[Stored data entries]
▼
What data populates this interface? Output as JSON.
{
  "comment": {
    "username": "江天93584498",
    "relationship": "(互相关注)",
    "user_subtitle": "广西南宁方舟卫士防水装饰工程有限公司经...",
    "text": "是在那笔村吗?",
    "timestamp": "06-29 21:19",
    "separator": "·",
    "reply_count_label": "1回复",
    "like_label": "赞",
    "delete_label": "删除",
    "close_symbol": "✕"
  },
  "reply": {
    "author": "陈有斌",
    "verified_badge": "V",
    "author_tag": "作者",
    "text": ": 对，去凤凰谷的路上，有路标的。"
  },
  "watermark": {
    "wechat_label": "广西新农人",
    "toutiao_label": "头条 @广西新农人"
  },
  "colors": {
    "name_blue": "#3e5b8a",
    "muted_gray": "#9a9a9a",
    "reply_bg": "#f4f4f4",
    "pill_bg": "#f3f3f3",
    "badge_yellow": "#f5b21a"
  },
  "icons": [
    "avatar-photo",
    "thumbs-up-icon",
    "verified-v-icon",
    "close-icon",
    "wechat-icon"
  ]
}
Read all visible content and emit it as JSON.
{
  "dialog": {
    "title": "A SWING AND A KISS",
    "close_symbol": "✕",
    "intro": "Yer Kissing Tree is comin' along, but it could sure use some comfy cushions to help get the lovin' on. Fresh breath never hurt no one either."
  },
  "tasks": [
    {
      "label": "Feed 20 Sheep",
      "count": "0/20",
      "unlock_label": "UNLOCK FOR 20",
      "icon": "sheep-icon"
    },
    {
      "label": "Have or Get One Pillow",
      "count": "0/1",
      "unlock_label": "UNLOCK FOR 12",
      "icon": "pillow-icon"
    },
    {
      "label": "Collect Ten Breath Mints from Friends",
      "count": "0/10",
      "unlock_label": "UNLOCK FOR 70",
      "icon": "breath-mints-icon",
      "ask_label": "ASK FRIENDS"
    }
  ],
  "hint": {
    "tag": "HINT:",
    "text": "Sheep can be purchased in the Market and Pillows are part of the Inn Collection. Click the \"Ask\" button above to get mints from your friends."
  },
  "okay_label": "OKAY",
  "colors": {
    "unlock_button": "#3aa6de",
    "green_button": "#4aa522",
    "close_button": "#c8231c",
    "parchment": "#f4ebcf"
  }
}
▲
TASK BRIEF: Retype all of the entries precisely as they are.

RESPONSE TO THE TASK:
What data populates this interface? Output as JSON.
{
  "comment": {
    "username": "江天93584498",
    "relationship": "(互相关注)",
    "user_subtitle": "广西南宁方舟卫士防水装饰工程有限公司经...",
    "text": "是在那笔村吗?",
    "timestamp": "06-29 21:19",
    "separator": "·",
    "reply_count_label": "1回复",
    "like_label": "赞",
    "delete_label": "删除",
    "close_symbol": "✕"
  },
  "reply": {
    "author": "陈有斌",
    "verified_badge": "V",
    "author_tag": "作者",
    "text": ": 对，去凤凰谷的路上，有路标的。"
  },
  "watermark": {
    "wechat_label": "广西新农人",
    "toutiao_label": "头条 @广西新农人"
  },
  "colors": {
    "name_blue": "#3e5b8a",
    "muted_gray": "#9a9a9a",
    "reply_bg": "#f4f4f4",
    "pill_bg": "#f3f3f3",
    "badge_yellow": "#f5b21a"
  },
  "icons": [
    "avatar-photo",
    "thumbs-up-icon",
    "verified-v-icon",
    "close-icon",
    "wechat-icon"
  ]
}
Read all visible content and emit it as JSON.
{
  "dialog": {
    "title": "A SWING AND A KISS",
    "close_symbol": "✕",
    "intro": "Yer Kissing Tree is comin' along, but it could sure use some comfy cushions to help get the lovin' on. Fresh breath never hurt no one either."
  },
  "tasks": [
    {
      "label": "Feed 20 Sheep",
      "count": "0/20",
      "unlock_label": "UNLOCK FOR 20",
      "icon": "sheep-icon"
    },
    {
      "label": "Have or Get One Pillow",
      "count": "0/1",
      "unlock_label": "UNLOCK FOR 12",
      "icon": "pillow-icon"
    },
    {
      "label": "Collect Ten Breath Mints from Friends",
      "count": "0/10",
      "unlock_label": "UNLOCK FOR 70",
      "icon": "breath-mints-icon",
      "ask_label": "ASK FRIENDS"
    }
  ],
  "hint": {
    "tag": "HINT:",
    "text": "Sheep can be purchased in the Market and Pillows are part of the Inn Collection. Click the \"Ask\" button above to get mints from your friends."
  },
  "okay_label": "OKAY",
  "colors": {
    "unlock_button": "#3aa6de",
    "green_button": "#4aa522",
    "close_button": "#c8231c",
    "parchment": "#f4ebcf"
  }
}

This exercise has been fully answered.